▸ **GOAL OF THE EXERCISE**:
Read the records and gather each line that includes "content".

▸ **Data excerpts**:
......
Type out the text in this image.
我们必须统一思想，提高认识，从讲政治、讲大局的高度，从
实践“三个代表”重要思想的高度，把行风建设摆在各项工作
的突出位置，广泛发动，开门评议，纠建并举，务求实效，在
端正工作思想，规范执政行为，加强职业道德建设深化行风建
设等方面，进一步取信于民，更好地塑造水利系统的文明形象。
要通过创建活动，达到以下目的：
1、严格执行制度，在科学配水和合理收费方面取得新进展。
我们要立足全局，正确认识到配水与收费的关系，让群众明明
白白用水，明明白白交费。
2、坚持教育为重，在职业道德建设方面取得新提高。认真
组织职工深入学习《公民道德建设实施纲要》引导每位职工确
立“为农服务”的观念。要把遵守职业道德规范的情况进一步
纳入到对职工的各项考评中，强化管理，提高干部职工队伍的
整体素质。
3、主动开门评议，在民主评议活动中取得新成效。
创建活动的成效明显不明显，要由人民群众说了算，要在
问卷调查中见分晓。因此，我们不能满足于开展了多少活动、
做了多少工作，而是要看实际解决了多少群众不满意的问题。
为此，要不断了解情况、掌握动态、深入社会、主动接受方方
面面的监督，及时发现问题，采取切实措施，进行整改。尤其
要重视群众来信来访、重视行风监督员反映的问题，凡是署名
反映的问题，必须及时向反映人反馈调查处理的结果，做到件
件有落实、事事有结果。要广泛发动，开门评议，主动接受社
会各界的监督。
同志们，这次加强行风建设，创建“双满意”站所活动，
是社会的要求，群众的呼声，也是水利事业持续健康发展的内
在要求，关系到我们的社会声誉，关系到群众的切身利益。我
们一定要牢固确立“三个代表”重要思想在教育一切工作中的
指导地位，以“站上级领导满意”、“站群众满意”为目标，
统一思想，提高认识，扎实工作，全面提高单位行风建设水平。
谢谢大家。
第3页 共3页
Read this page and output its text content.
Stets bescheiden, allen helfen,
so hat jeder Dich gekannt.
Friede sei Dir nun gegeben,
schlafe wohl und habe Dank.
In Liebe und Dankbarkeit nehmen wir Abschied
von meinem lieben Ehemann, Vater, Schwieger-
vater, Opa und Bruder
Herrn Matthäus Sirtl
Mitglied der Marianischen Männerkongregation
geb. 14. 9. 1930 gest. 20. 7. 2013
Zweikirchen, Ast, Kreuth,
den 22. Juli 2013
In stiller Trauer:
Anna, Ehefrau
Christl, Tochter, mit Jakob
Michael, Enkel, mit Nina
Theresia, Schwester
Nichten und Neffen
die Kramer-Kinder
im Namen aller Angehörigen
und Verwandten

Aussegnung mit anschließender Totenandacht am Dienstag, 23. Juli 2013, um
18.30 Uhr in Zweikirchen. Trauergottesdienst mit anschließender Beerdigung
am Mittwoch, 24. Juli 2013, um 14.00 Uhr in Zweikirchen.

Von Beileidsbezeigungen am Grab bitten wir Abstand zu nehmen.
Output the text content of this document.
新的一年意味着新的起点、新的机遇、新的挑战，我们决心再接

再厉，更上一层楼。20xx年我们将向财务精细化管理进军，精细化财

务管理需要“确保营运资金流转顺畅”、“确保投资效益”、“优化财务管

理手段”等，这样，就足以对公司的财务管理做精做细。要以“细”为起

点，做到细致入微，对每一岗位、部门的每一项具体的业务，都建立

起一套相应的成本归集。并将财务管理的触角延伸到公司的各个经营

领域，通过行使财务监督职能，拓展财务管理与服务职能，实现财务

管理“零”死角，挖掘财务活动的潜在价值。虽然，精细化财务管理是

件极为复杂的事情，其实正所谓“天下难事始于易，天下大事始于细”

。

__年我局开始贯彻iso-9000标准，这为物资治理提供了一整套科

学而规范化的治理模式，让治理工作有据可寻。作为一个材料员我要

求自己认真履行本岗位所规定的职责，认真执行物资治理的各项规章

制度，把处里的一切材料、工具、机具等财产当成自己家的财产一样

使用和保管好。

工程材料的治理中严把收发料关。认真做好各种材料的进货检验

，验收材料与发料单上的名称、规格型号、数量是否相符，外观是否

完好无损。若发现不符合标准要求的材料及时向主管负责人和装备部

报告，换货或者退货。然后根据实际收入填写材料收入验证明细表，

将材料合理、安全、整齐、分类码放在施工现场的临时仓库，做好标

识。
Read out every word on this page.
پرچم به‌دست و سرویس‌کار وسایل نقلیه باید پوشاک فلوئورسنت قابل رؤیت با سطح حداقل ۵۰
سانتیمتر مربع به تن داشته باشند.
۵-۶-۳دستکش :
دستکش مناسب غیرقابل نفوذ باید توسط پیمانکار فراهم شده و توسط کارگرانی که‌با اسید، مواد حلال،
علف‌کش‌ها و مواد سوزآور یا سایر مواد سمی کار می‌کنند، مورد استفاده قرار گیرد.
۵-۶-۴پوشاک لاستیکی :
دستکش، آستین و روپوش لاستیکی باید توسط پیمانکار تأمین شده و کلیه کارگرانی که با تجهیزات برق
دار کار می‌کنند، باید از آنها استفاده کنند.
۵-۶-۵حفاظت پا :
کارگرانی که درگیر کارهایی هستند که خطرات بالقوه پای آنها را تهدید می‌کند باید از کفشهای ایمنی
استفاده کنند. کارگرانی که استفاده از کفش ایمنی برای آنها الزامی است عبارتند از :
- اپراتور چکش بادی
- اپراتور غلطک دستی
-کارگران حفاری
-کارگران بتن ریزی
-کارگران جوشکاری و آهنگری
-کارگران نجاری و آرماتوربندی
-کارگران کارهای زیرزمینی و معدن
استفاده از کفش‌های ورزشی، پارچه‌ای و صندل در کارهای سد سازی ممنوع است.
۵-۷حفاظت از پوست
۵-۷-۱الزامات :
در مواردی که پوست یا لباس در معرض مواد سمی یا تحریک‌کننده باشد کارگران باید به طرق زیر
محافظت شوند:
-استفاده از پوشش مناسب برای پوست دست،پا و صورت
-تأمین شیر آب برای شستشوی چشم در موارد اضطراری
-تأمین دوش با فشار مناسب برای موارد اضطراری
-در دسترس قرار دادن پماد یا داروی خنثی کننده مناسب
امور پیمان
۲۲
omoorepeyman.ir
......
▸ **EXERCISE RESULT**:
Read this page and output its text content.
Output the text content of this document.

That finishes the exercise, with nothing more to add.